____ EXTRACTED RECORDS

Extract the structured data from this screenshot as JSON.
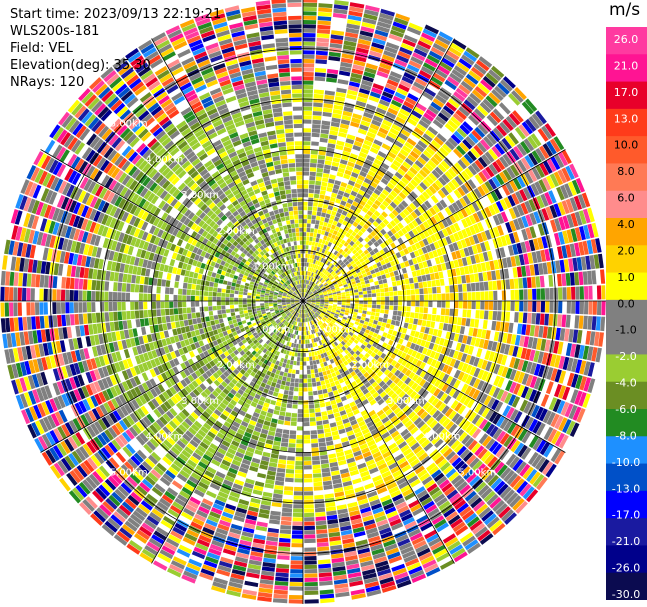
{
  "header": {
    "start_time": "Start time: 2023/09/13 22:19:21",
    "station": "WLS200s-181",
    "field": "Field: VEL",
    "elevation": "Elevation(deg): 35.30",
    "nrays": "NRays: 120"
  },
  "chart_data": {
    "type": "heatmap",
    "projection": "polar-ppi",
    "field": "VEL",
    "units": "m/s",
    "nrays": 120,
    "max_range_km": 6.0,
    "range_ring_labels": [
      {
        "text": "1.00km",
        "km": 1.0
      },
      {
        "text": "2.00km",
        "km": 2.0
      },
      {
        "text": "3.00km",
        "km": 3.0
      },
      {
        "text": "4.00km",
        "km": 4.0
      },
      {
        "text": "5.00km",
        "km": 5.0
      }
    ],
    "radial_lines_deg": [
      0,
      30,
      60,
      90,
      120,
      150,
      180,
      210,
      240,
      270,
      300,
      330
    ],
    "colorbar": {
      "unit_label": "m/s",
      "ticks": [
        "26.0",
        "21.0",
        "17.0",
        "13.0",
        "10.0",
        "8.0",
        "6.0",
        "4.0",
        "2.0",
        "1.0",
        "0.0",
        "-1.0",
        "-2.0",
        "-4.0",
        "-6.0",
        "-8.0",
        "-10.0",
        "-13.0",
        "-17.0",
        "-21.0",
        "-26.0",
        "-30.0"
      ],
      "colors": [
        "#ff3aa0",
        "#ff1493",
        "#e8002a",
        "#ff3b1a",
        "#ff5a2b",
        "#ff7a55",
        "#ff8c8c",
        "#ffa500",
        "#ffd200",
        "#ffff00",
        "#808080",
        "#808080",
        "#9acd32",
        "#6b8e23",
        "#228b22",
        "#1e90ff",
        "#0050c8",
        "#0000ff",
        "#1a1aa0",
        "#00008b",
        "#0b0b50"
      ]
    }
  }
}
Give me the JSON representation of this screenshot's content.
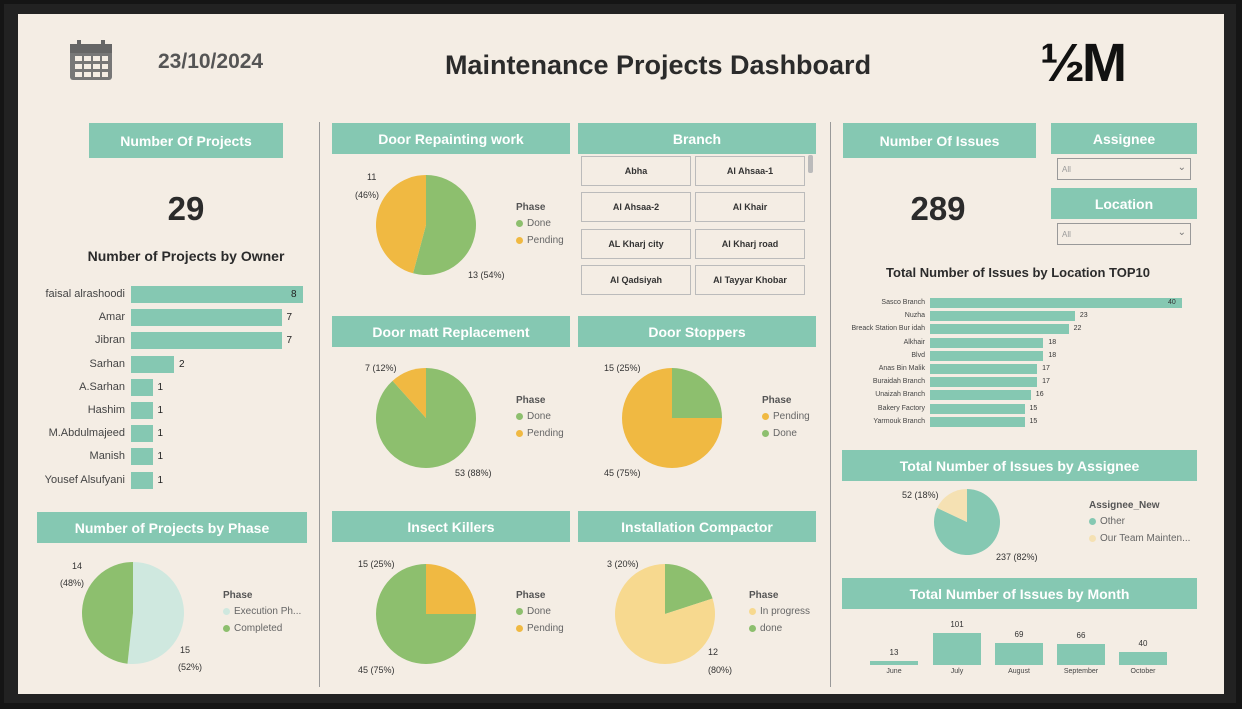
{
  "header": {
    "date": "23/10/2024",
    "title": "Maintenance Projects Dashboard",
    "logo_text": "½M"
  },
  "colors": {
    "accent": "#85c8b2",
    "done": "#8dbf6e",
    "pending": "#f0b942",
    "light_green": "#cfe8df",
    "light_yellow": "#f7d98f",
    "bg": "#f4ede4"
  },
  "projects": {
    "header": "Number Of Projects",
    "count": "29"
  },
  "issues": {
    "header": "Number Of Issues",
    "count": "289"
  },
  "filters": {
    "assignee_label": "Assignee",
    "assignee_value": "All",
    "location_label": "Location",
    "location_value": "All"
  },
  "branch": {
    "header": "Branch",
    "items": [
      "Abha",
      "Al Ahsaa-1",
      "Al Ahsaa-2",
      "Al Khair",
      "AL Kharj city",
      "Al Kharj road",
      "Al Qadsiyah",
      "Al Tayyar Khobar"
    ]
  },
  "chart_data": [
    {
      "id": "owner",
      "type": "bar",
      "title": "Number of Projects by Owner",
      "categories": [
        "faisal alrashoodi",
        "Amar",
        "Jibran",
        "Sarhan",
        "A.Sarhan",
        "Hashim",
        "M.Abdulmajeed",
        "Manish",
        "Yousef Alsufyani"
      ],
      "values": [
        8,
        7,
        7,
        2,
        1,
        1,
        1,
        1,
        1
      ],
      "xlim": [
        0,
        8
      ]
    },
    {
      "id": "phase",
      "type": "pie",
      "title": "Number of Projects by Phase",
      "legend_title": "Phase",
      "slices": [
        {
          "label": "Execution Ph...",
          "value": 15,
          "text": "15",
          "pct": "(52%)",
          "color": "#cfe8df"
        },
        {
          "label": "Completed",
          "value": 14,
          "text": "14",
          "pct": "(48%)",
          "color": "#8dbf6e"
        }
      ]
    },
    {
      "id": "door_repaint",
      "type": "pie",
      "title": "Door Repainting work",
      "legend_title": "Phase",
      "slices": [
        {
          "label": "Done",
          "value": 13,
          "text": "13 (54%)",
          "color": "#8dbf6e"
        },
        {
          "label": "Pending",
          "value": 11,
          "text": "11",
          "pct": "(46%)",
          "color": "#f0b942"
        }
      ]
    },
    {
      "id": "door_matt",
      "type": "pie",
      "title": "Door matt Replacement",
      "legend_title": "Phase",
      "slices": [
        {
          "label": "Done",
          "value": 53,
          "text": "53 (88%)",
          "color": "#8dbf6e"
        },
        {
          "label": "Pending",
          "value": 7,
          "text": "7 (12%)",
          "color": "#f0b942"
        }
      ]
    },
    {
      "id": "door_stoppers",
      "type": "pie",
      "title": "Door Stoppers",
      "legend_title": "Phase",
      "slices": [
        {
          "label": "Done",
          "value": 15,
          "text": "15 (25%)",
          "color": "#8dbf6e"
        },
        {
          "label": "Pending",
          "value": 45,
          "text": "45 (75%)",
          "color": "#f0b942"
        }
      ],
      "legend_order": [
        "Pending",
        "Done"
      ]
    },
    {
      "id": "insect",
      "type": "pie",
      "title": "Insect Killers",
      "legend_title": "Phase",
      "slices": [
        {
          "label": "Pending",
          "value": 15,
          "text": "15 (25%)",
          "color": "#f0b942"
        },
        {
          "label": "Done",
          "value": 45,
          "text": "45 (75%)",
          "color": "#8dbf6e"
        }
      ],
      "legend_order": [
        "Done",
        "Pending"
      ]
    },
    {
      "id": "compactor",
      "type": "pie",
      "title": "Installation Compactor",
      "legend_title": "Phase",
      "slices": [
        {
          "label": "done",
          "value": 3,
          "text": "3 (20%)",
          "color": "#8dbf6e"
        },
        {
          "label": "In progress",
          "value": 12,
          "text": "12",
          "pct": "(80%)",
          "color": "#f7d98f"
        }
      ],
      "legend_order": [
        "In progress",
        "done"
      ]
    },
    {
      "id": "location",
      "type": "bar",
      "title": "Total Number of Issues by Location TOP10",
      "categories": [
        "Sasco Branch",
        "Nuzha",
        "Breack Station Bur idah",
        "Alkhair",
        "Blvd",
        "Anas Bin Malik",
        "Buraidah Branch",
        "Unaizah Branch",
        "Bakery Factory",
        "Yarmouk Branch"
      ],
      "values": [
        40,
        23,
        22,
        18,
        18,
        17,
        17,
        16,
        15,
        15
      ],
      "xlim": [
        0,
        40
      ]
    },
    {
      "id": "assignee",
      "type": "pie",
      "title": "Total Number of Issues by Assignee",
      "legend_title": "Assignee_New",
      "slices": [
        {
          "label": "Other",
          "value": 237,
          "text": "237 (82%)",
          "color": "#85c8b2"
        },
        {
          "label": "Our Team Mainten...",
          "value": 52,
          "text": "52 (18%)",
          "color": "#f5e1b3"
        }
      ]
    },
    {
      "id": "month",
      "type": "bar",
      "title": "Total Number of Issues by Month",
      "categories": [
        "June",
        "July",
        "August",
        "September",
        "October"
      ],
      "values": [
        13,
        101,
        69,
        66,
        40
      ],
      "ylim": [
        0,
        101
      ]
    }
  ]
}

________

List all lines from the entries that include the word "this".

Extract the structured data from this screenshot as JSON.
Give me the JSON representation of this screenshot's content.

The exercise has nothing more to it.